REQUIRED WORK
Of the lines in the listing below, how many hold "name"? Answer with the number only.

## START MATERIAL FOR THIS EXERCISE

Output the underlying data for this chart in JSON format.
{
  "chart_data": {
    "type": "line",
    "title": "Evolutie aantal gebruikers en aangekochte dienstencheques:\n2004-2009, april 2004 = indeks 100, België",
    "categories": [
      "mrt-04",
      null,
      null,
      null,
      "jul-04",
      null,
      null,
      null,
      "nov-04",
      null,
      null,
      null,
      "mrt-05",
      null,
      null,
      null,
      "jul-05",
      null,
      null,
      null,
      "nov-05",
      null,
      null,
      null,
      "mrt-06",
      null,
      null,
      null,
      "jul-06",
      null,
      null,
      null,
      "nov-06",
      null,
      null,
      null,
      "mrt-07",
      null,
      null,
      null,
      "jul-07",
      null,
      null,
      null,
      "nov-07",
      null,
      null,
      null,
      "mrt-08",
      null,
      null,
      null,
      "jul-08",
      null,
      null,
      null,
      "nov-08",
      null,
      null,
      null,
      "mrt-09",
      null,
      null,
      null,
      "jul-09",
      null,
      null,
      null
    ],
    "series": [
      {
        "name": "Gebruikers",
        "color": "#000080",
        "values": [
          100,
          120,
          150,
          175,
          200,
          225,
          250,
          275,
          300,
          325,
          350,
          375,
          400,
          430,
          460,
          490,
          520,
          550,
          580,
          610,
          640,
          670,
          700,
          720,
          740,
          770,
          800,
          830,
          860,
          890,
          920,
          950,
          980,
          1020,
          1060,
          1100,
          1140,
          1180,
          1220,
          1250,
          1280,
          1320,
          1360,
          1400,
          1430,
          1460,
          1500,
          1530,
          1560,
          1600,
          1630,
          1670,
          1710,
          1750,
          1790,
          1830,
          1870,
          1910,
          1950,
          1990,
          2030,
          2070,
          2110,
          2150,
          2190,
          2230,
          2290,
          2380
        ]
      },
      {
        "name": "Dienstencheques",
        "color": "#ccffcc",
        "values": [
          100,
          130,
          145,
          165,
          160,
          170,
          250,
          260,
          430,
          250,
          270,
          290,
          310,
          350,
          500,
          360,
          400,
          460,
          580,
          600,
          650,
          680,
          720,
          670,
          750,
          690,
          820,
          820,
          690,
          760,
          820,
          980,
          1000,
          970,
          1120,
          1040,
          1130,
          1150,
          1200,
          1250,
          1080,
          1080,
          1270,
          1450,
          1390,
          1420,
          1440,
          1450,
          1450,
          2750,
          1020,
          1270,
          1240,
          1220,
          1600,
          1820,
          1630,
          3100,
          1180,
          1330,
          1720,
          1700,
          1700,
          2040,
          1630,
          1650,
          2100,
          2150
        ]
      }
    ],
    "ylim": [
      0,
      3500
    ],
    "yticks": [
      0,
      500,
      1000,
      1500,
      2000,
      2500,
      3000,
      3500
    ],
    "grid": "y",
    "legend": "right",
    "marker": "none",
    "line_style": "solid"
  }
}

## END MATERIAL FOR THIS EXERCISE

ANSWER BELOW
2